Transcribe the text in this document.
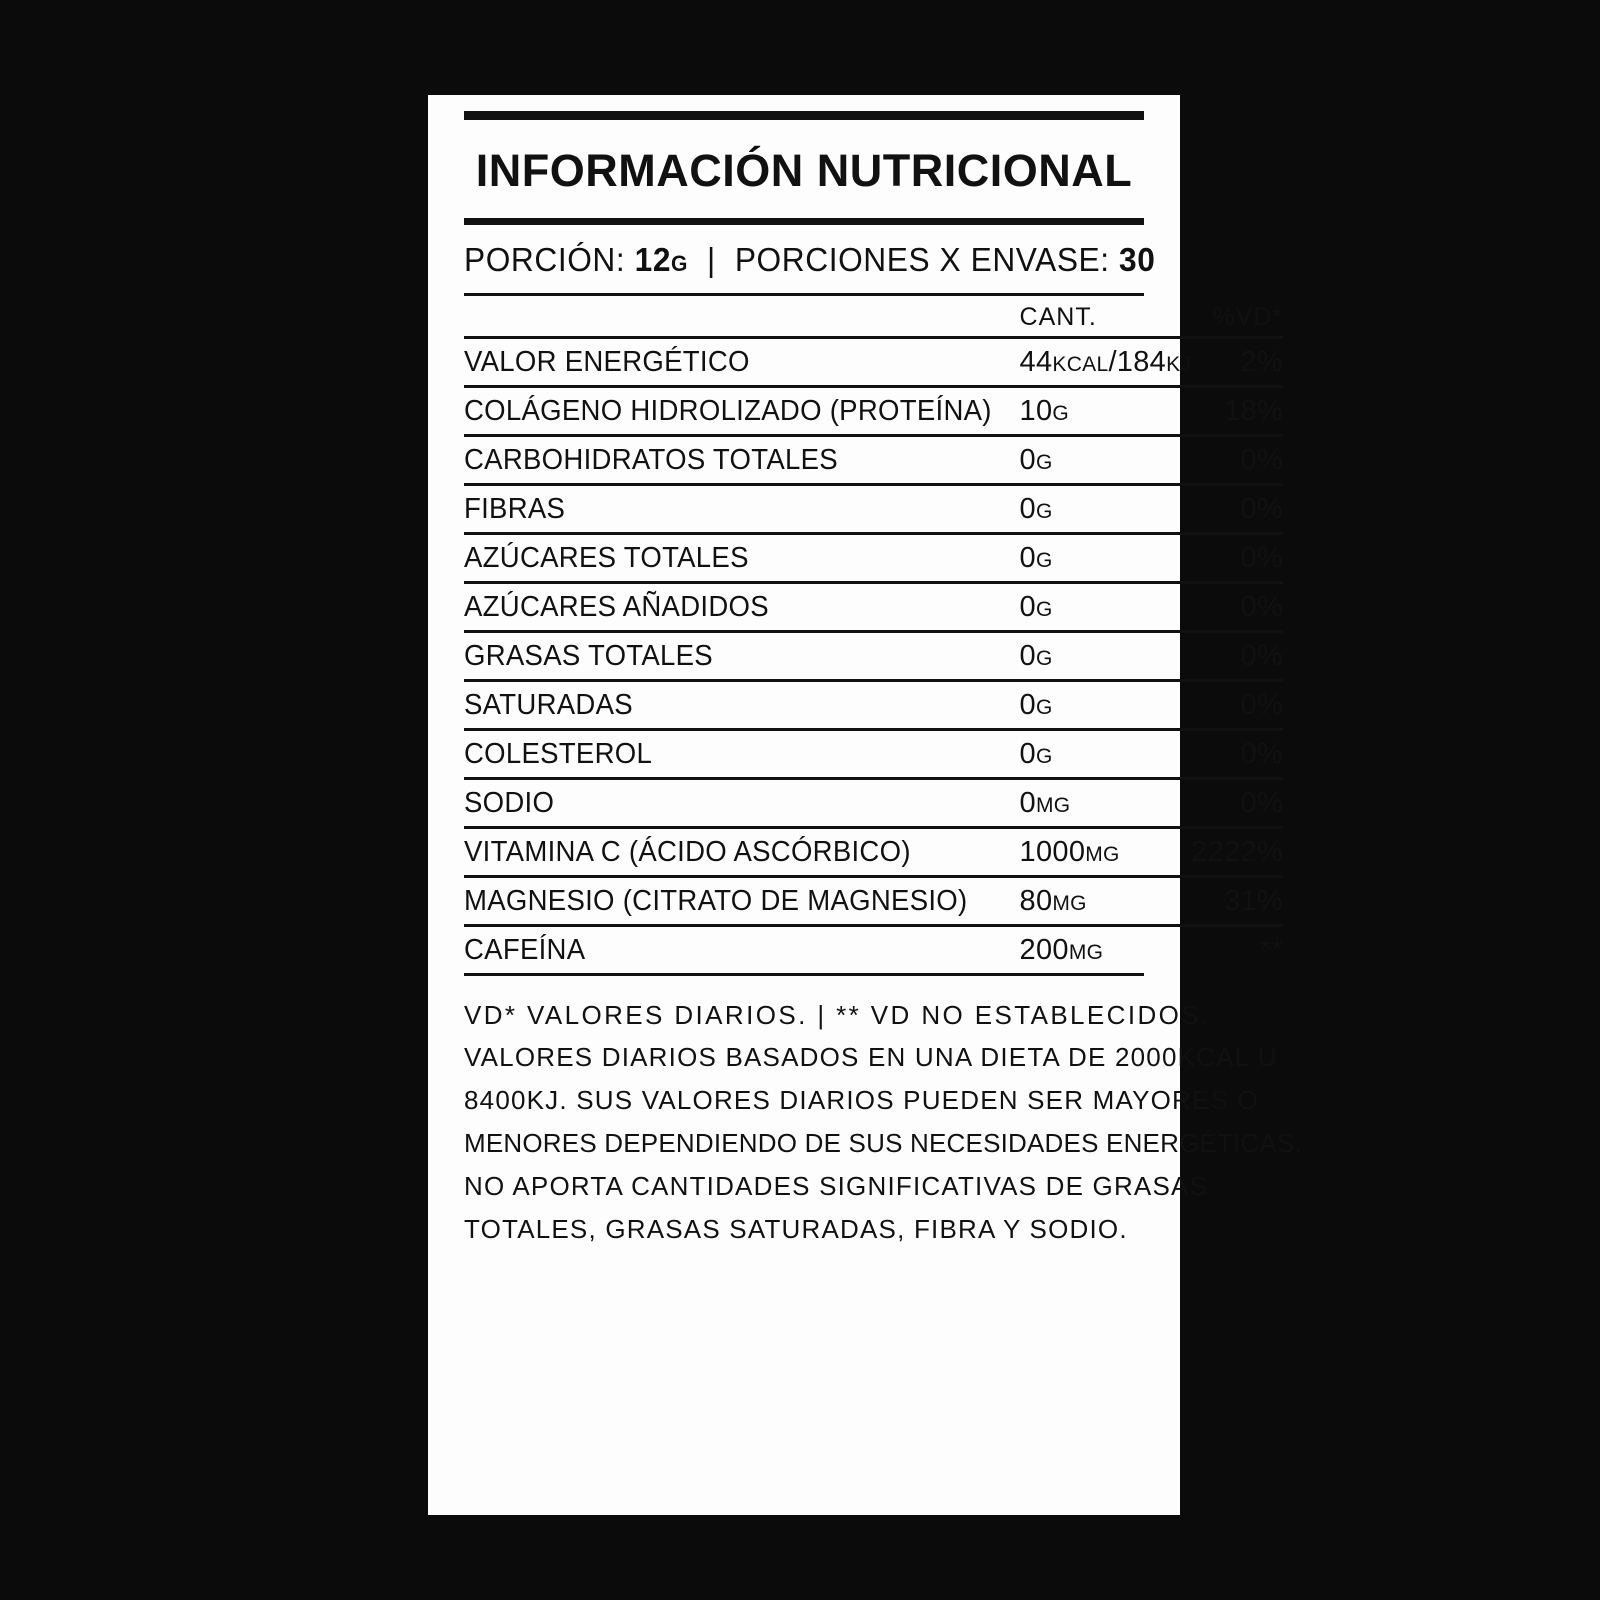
INFORMACIÓN NUTRICIONAL
PORCIÓN: 12G | PORCIONES X ENVASE: 30
	CANT.	%VD*
VALOR ENERGÉTICO	44KCAL/184KJ	2%
COLÁGENO HIDROLIZADO (PROTEÍNA)	10G	18%
CARBOHIDRATOS TOTALES	0G	0%
FIBRAS	0G	0%
AZÚCARES TOTALES	0G	0%
AZÚCARES AÑADIDOS	0G	0%
GRASAS TOTALES	0G	0%
SATURADAS	0G	0%
COLESTEROL	0G	0%
SODIO	0MG	0%
VITAMINA C (ÁCIDO ASCÓRBICO)	1000MG	2222%
MAGNESIO (CITRATO DE MAGNESIO)	80MG	31%
CAFEÍNA	200MG	**
VD* VALORES DIARIOS. | ** VD NO ESTABLECIDOS.
VALORES DIARIOS BASADOS EN UNA DIETA DE 2000KCAL U
8400KJ. SUS VALORES DIARIOS PUEDEN SER MAYORES O
MENORES DEPENDIENDO DE SUS NECESIDADES ENERGÉTICAS.
NO APORTA CANTIDADES SIGNIFICATIVAS DE GRASAS
TOTALES, GRASAS SATURADAS, FIBRA Y SODIO.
⁂
**Given exercise**
Transcribe the full listing above exactly, with the images removed.

**Task solution**
Transcribe the text in this document.
INFORMACIÓN NUTRICIONAL
PORCIÓN: 12G | PORCIONES X ENVASE: 30
	CANT.	%VD*
VALOR ENERGÉTICO	44KCAL/184KJ	2%
COLÁGENO HIDROLIZADO (PROTEÍNA)	10G	18%
CARBOHIDRATOS TOTALES	0G	0%
FIBRAS	0G	0%
AZÚCARES TOTALES	0G	0%
AZÚCARES AÑADIDOS	0G	0%
GRASAS TOTALES	0G	0%
SATURADAS	0G	0%
COLESTEROL	0G	0%
SODIO	0MG	0%
VITAMINA C (ÁCIDO ASCÓRBICO)	1000MG	2222%
MAGNESIO (CITRATO DE MAGNESIO)	80MG	31%
CAFEÍNA	200MG	**
VD* VALORES DIARIOS. | ** VD NO ESTABLECIDOS.
VALORES DIARIOS BASADOS EN UNA DIETA DE 2000KCAL U
8400KJ. SUS VALORES DIARIOS PUEDEN SER MAYORES O
MENORES DEPENDIENDO DE SUS NECESIDADES ENERGÉTICAS.
NO APORTA CANTIDADES SIGNIFICATIVAS DE GRASAS
TOTALES, GRASAS SATURADAS, FIBRA Y SODIO.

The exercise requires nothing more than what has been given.